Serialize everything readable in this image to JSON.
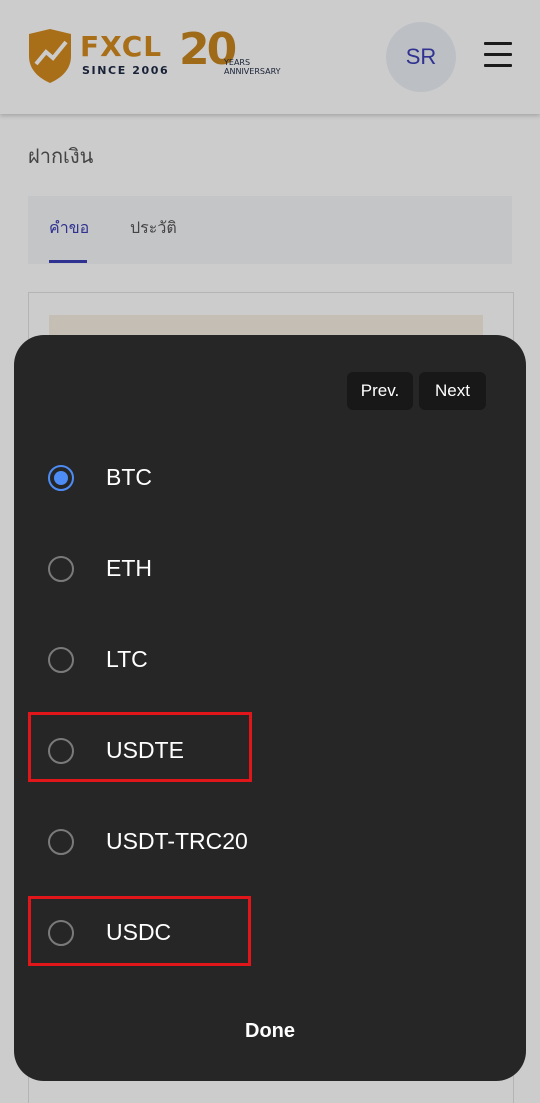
{
  "header": {
    "logo_name": "FXCL",
    "logo_since": "SINCE 2006",
    "logo_anniversary_number": "20",
    "logo_anniversary_text": "YEARS\nANNIVERSARY",
    "avatar_initials": "SR"
  },
  "page": {
    "title": "ฝากเงิน",
    "tabs": [
      {
        "label": "คำขอ",
        "active": true
      },
      {
        "label": "ประวัติ",
        "active": false
      }
    ]
  },
  "picker": {
    "prev_label": "Prev.",
    "next_label": "Next",
    "options": [
      {
        "label": "BTC",
        "selected": true,
        "highlighted": false
      },
      {
        "label": "ETH",
        "selected": false,
        "highlighted": false
      },
      {
        "label": "LTC",
        "selected": false,
        "highlighted": false
      },
      {
        "label": "USDTE",
        "selected": false,
        "highlighted": true
      },
      {
        "label": "USDT-TRC20",
        "selected": false,
        "highlighted": false
      },
      {
        "label": "USDC",
        "selected": false,
        "highlighted": true
      }
    ],
    "done_label": "Done"
  },
  "colors": {
    "brand_gold": "#d48a1e",
    "brand_navy": "#1f2a44",
    "accent_blue": "#3b3fb4",
    "radio_selected": "#4d8cf5",
    "sheet_bg": "#262626",
    "highlight_red": "#e0161a"
  },
  "icons": [
    "shield-logo-icon",
    "hamburger-menu-icon",
    "radio-button-icon"
  ]
}
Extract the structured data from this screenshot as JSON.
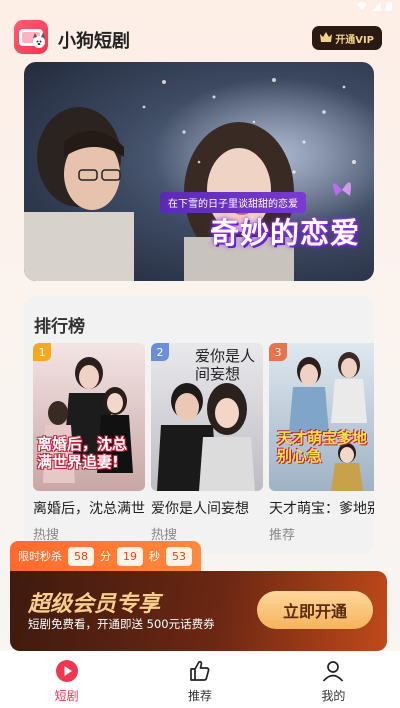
{
  "app": {
    "title": "小狗短剧",
    "vip_label": "开通VIP"
  },
  "banner": {
    "title": "奇妙的恋爱",
    "subtitle": "在下雪的日子里谈甜甜的恋爱"
  },
  "ranking": {
    "heading": "排行榜",
    "items": [
      {
        "rank": "1",
        "name": "离婚后，沈总满世界追妻！",
        "tag": "热搜",
        "badge_color": "#f5a623",
        "poster_text": "离婚后，沈总满世界追妻!"
      },
      {
        "rank": "2",
        "name": "爱你是人间妄想",
        "tag": "热搜",
        "badge_color": "#6b8fd6",
        "poster_text": "爱你是人间妄想"
      },
      {
        "rank": "3",
        "name": "天才萌宝：爹地别心急",
        "tag": "推荐",
        "badge_color": "#e8734a",
        "poster_text": "天才萌宝爹地别心急"
      }
    ]
  },
  "flash_sale": {
    "label": "限时秒杀",
    "hours": "58",
    "hours_unit": "分",
    "minutes": "19",
    "minutes_unit": "秒",
    "seconds": "53"
  },
  "promo": {
    "title": "超级会员专享",
    "subtitle": "短剧免费看，开通即送 500元话费券",
    "button": "立即开通"
  },
  "tabs": [
    {
      "label": "短剧",
      "icon": "play-circle-icon",
      "active": true
    },
    {
      "label": "推荐",
      "icon": "thumbs-up-icon",
      "active": false
    },
    {
      "label": "我的",
      "icon": "person-icon",
      "active": false
    }
  ],
  "colors": {
    "accent": "#f0374f",
    "promo_gold": "#f7cf8a"
  }
}
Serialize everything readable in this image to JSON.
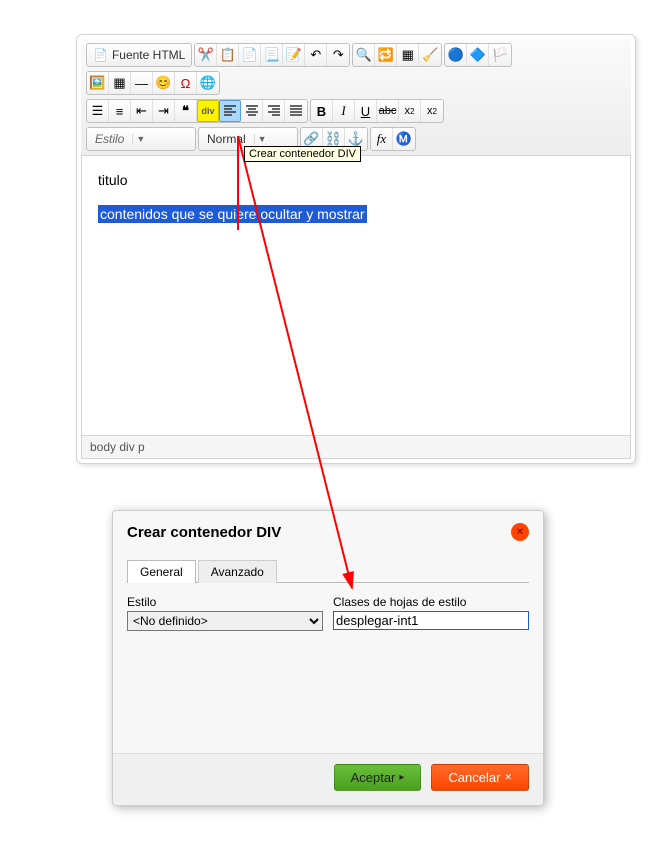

▬▬▬▬▬▬

Each entry must be retyped word for word, with every image omitted.

Serialize everything readable in this image to JSON.
{
  "header": {
    "logo_name": "FXCL",
    "logo_since": "SINCE 2006",
    "logo_anniversary_number": "20",
    "logo_anniversary_text": "YEARS\nANNIVERSARY",
    "avatar_initials": "SR"
  },
  "page": {
    "title": "ฝากเงิน",
    "tabs": [
      {
        "label": "คำขอ",
        "active": true
      },
      {
        "label": "ประวัติ",
        "active": false
      }
    ]
  },
  "picker": {
    "prev_label": "Prev.",
    "next_label": "Next",
    "options": [
      {
        "label": "BTC",
        "selected": true,
        "highlighted": false
      },
      {
        "label": "ETH",
        "selected": false,
        "highlighted": false
      },
      {
        "label": "LTC",
        "selected": false,
        "highlighted": false
      },
      {
        "label": "USDTE",
        "selected": false,
        "highlighted": true
      },
      {
        "label": "USDT-TRC20",
        "selected": false,
        "highlighted": false
      },
      {
        "label": "USDC",
        "selected": false,
        "highlighted": true
      }
    ],
    "done_label": "Done"
  },
  "colors": {
    "brand_gold": "#d48a1e",
    "brand_navy": "#1f2a44",
    "accent_blue": "#3b3fb4",
    "radio_selected": "#4d8cf5",
    "sheet_bg": "#262626",
    "highlight_red": "#e0161a"
  },
  "icons": [
    "shield-logo-icon",
    "hamburger-menu-icon",
    "radio-button-icon"
  ]
}
Extract the structured data from this screenshot as JSON.
{
  "app": {
    "title": "小狗短剧",
    "vip_label": "开通VIP"
  },
  "banner": {
    "title": "奇妙的恋爱",
    "subtitle": "在下雪的日子里谈甜甜的恋爱"
  },
  "ranking": {
    "heading": "排行榜",
    "items": [
      {
        "rank": "1",
        "name": "离婚后，沈总满世界追妻！",
        "tag": "热搜",
        "badge_color": "#f5a623",
        "poster_text": "离婚后，沈总满世界追妻!"
      },
      {
        "rank": "2",
        "name": "爱你是人间妄想",
        "tag": "热搜",
        "badge_color": "#6b8fd6",
        "poster_text": "爱你是人间妄想"
      },
      {
        "rank": "3",
        "name": "天才萌宝：爹地别心急",
        "tag": "推荐",
        "badge_color": "#e8734a",
        "poster_text": "天才萌宝爹地别心急"
      }
    ]
  },
  "flash_sale": {
    "label": "限时秒杀",
    "hours": "58",
    "hours_unit": "分",
    "minutes": "19",
    "minutes_unit": "秒",
    "seconds": "53"
  },
  "promo": {
    "title": "超级会员专享",
    "subtitle": "短剧免费看，开通即送 500元话费券",
    "button": "立即开通"
  },
  "tabs": [
    {
      "label": "短剧",
      "icon": "play-circle-icon",
      "active": true
    },
    {
      "label": "推荐",
      "icon": "thumbs-up-icon",
      "active": false
    },
    {
      "label": "我的",
      "icon": "person-icon",
      "active": false
    }
  ],
  "colors": {
    "accent": "#f0374f",
    "promo_gold": "#f7cf8a"
  }
}
Serialize everything readable in this image to JSON.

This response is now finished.